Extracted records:
--- Start ---
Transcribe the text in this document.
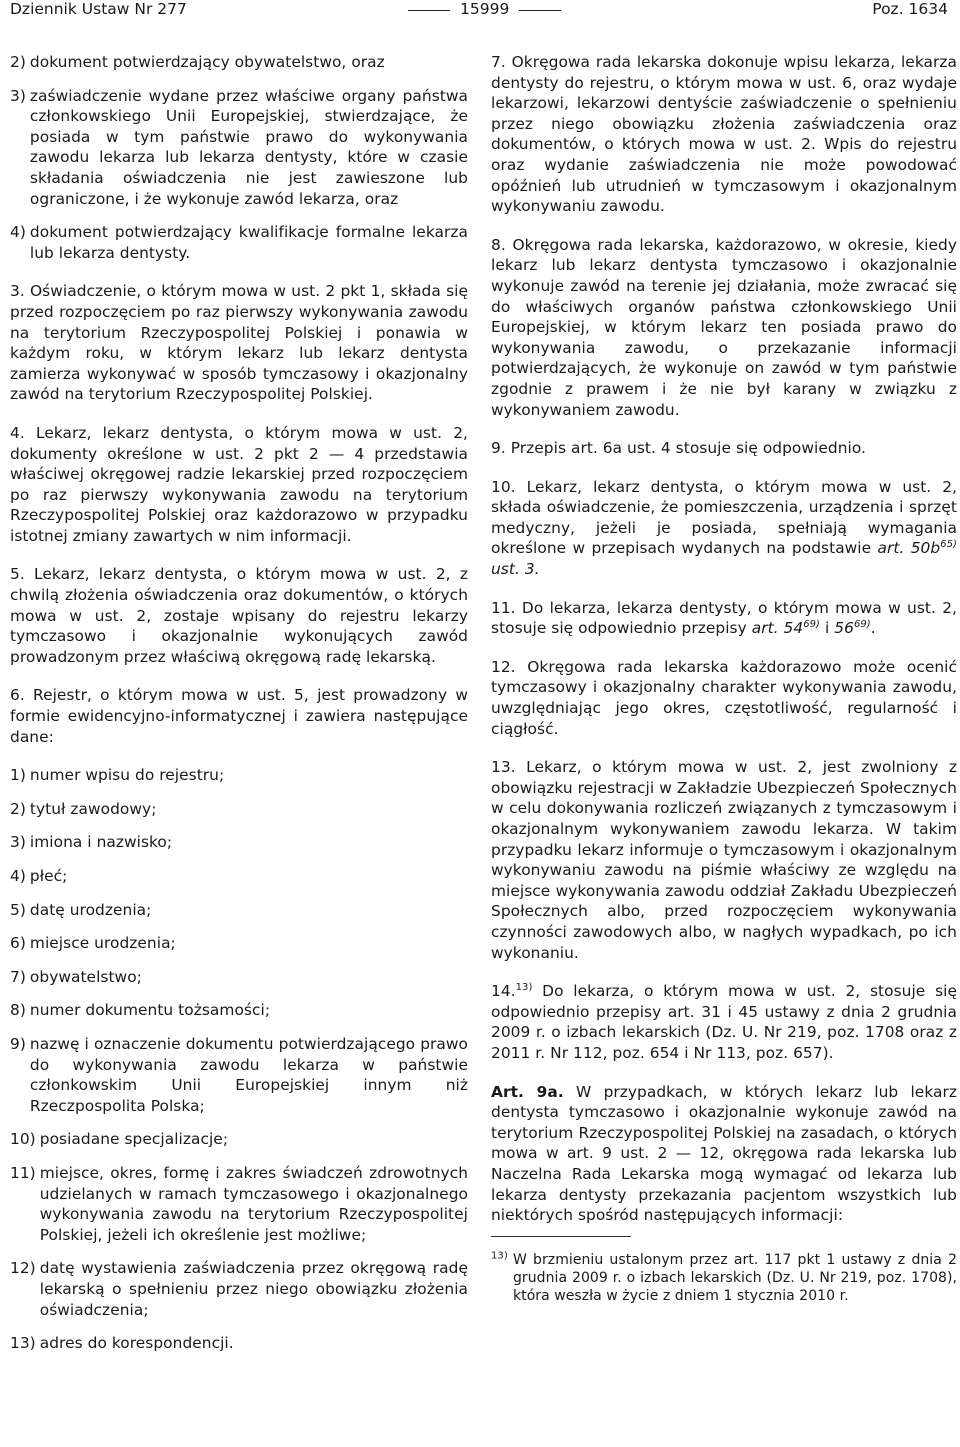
Dziennik Ustaw Nr 277	15999	Poz. 1634
2) dokument potwierdzający obywatelstwo, oraz
3) zaświadczenie wydane przez właściwe organy państwa członkowskiego Unii Europejskiej, stwierdzające, że posiada w tym państwie prawo do wykonywania zawodu lekarza lub lekarza dentysty, które w czasie składania oświadczenia nie jest zawieszone lub ograniczone, i że wykonuje zawód lekarza, oraz
4) dokument potwierdzający kwalifikacje formalne lekarza lub lekarza dentysty.

3. Oświadczenie, o którym mowa w ust. 2 pkt 1, składa się przed rozpoczęciem po raz pierwszy wykonywania zawodu na terytorium Rzeczypospolitej Polskiej i ponawia w każdym roku, w którym lekarz lub lekarz dentysta zamierza wykonywać w sposób tymczasowy i okazjonalny zawód na terytorium Rzeczypospolitej Polskiej.

4. Lekarz, lekarz dentysta, o którym mowa w ust. 2, dokumenty określone w ust. 2 pkt 2 — 4 przedstawia właściwej okręgowej radzie lekarskiej przed rozpoczęciem po raz pierwszy wykonywania zawodu na terytorium Rzeczypospolitej Polskiej oraz każdorazowo w przypadku istotnej zmiany zawartych w nim informacji.

5. Lekarz, lekarz dentysta, o którym mowa w ust. 2, z chwilą złożenia oświadczenia oraz dokumentów, o których mowa w ust. 2, zostaje wpisany do rejestru lekarzy tymczasowo i okazjonalnie wykonujących zawód prowadzonym przez właściwą okręgową radę lekarską.

6. Rejestr, o którym mowa w ust. 5, jest prowadzony w formie ewidencyjno-informatycznej i zawiera następujące dane:

1) numer wpisu do rejestru;
2) tytuł zawodowy;
3) imiona i nazwisko;
4) płeć;
5) datę urodzenia;
6) miejsce urodzenia;
7) obywatelstwo;
8) numer dokumentu tożsamości;
9) nazwę i oznaczenie dokumentu potwierdzającego prawo do wykonywania zawodu lekarza w państwie członkowskim Unii Europejskiej innym niż Rzeczpospolita Polska;
10) posiadane specjalizacje;
11) miejsce, okres, formę i zakres świadczeń zdrowotnych udzielanych w ramach tymczasowego i okazjonalnego wykonywania zawodu na terytorium Rzeczypospolitej Polskiej, jeżeli ich określenie jest możliwe;
12) datę wystawienia zaświadczenia przez okręgową radę lekarską o spełnieniu przez niego obowiązku złożenia oświadczenia;
13) adres do korespondencji.

7. Okręgowa rada lekarska dokonuje wpisu lekarza, lekarza dentysty do rejestru, o którym mowa w ust. 6, oraz wydaje lekarzowi, lekarzowi dentyście zaświadczenie o spełnieniu przez niego obowiązku złożenia zaświadczenia oraz dokumentów, o których mowa w ust. 2. Wpis do rejestru oraz wydanie zaświadczenia nie może powodować opóźnień lub utrudnień w tymczasowym i okazjonalnym wykonywaniu zawodu.

8. Okręgowa rada lekarska, każdorazowo, w okresie, kiedy lekarz lub lekarz dentysta tymczasowo i okazjonalnie wykonuje zawód na terenie jej działania, może zwracać się do właściwych organów państwa członkowskiego Unii Europejskiej, w którym lekarz ten posiada prawo do wykonywania zawodu, o przekazanie informacji potwierdzających, że wykonuje on zawód w tym państwie zgodnie z prawem i że nie był karany w związku z wykonywaniem zawodu.

9. Przepis art. 6a ust. 4 stosuje się odpowiednio.

10. Lekarz, lekarz dentysta, o którym mowa w ust. 2, składa oświadczenie, że pomieszczenia, urządzenia i sprzęt medyczny, jeżeli je posiada, spełniają wymagania określone w przepisach wydanych na podstawie art. $50b^{65)}$ ust. 3.

11. Do lekarza, lekarza dentysty, o którym mowa w ust. 2, stosuje się odpowiednio przepisy art. 54$^{69)}$ i 56$^{69)}$.

12. Okręgowa rada lekarska każdorazowo może ocenić tymczasowy i okazjonalny charakter wykonywania zawodu, uwzględniając jego okres, częstotliwość, regularność i ciągłość.

13. Lekarz, o którym mowa w ust. 2, jest zwolniony z obowiązku rejestracji w Zakładzie Ubezpieczeń Społecznych w celu dokonywania rozliczeń związanych z tymczasowym i okazjonalnym wykonywaniem zawodu lekarza. W takim przypadku lekarz informuje o tymczasowym i okazjonalnym wykonywaniu zawodu na piśmie właściwy ze względu na miejsce wykonywania zawodu oddział Zakładu Ubezpieczeń Społecznych albo, przed rozpoczęciem wykonywania czynności zawodowych albo, w nagłych wypadkach, po ich wykonaniu.

14.$^{13)}$ Do lekarza, o którym mowa w ust. 2, stosuje się odpowiednio przepisy art. 31 i 45 ustawy z dnia 2 grudnia 2009 r. o izbach lekarskich (Dz. U. Nr 219, poz. 1708 oraz z 2011 r. Nr 112, poz. 654 i Nr 113, poz. 657).

Art. 9a. W przypadkach, w których lekarz lub lekarz dentysta tymczasowo i okazjonalnie wykonuje zawód na terytorium Rzeczypospolitej Polskiej na zasadach, o których mowa w art. 9 ust. 2 — 12, okręgowa rada lekarska lub Naczelna Rada Lekarska mogą wymagać od lekarza lub lekarza dentysty przekazania pacjentom wszystkich lub niektórych spośród następujących informacji:

$^{13)}$ W brzmieniu ustalonym przez art. 117 pkt 1 ustawy z dnia 2 grudnia 2009 r. o izbach lekarskich (Dz. U. Nr 219, poz. 1708), która weszła w życie z dniem 1 stycznia 2010 r.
--- End ---
_PROBLEM TO WORK ON:_ Report all lines of the data that include the word "urodzenia".

_SOLUTION:_
5) datę urodzenia;
6) miejsce urodzenia;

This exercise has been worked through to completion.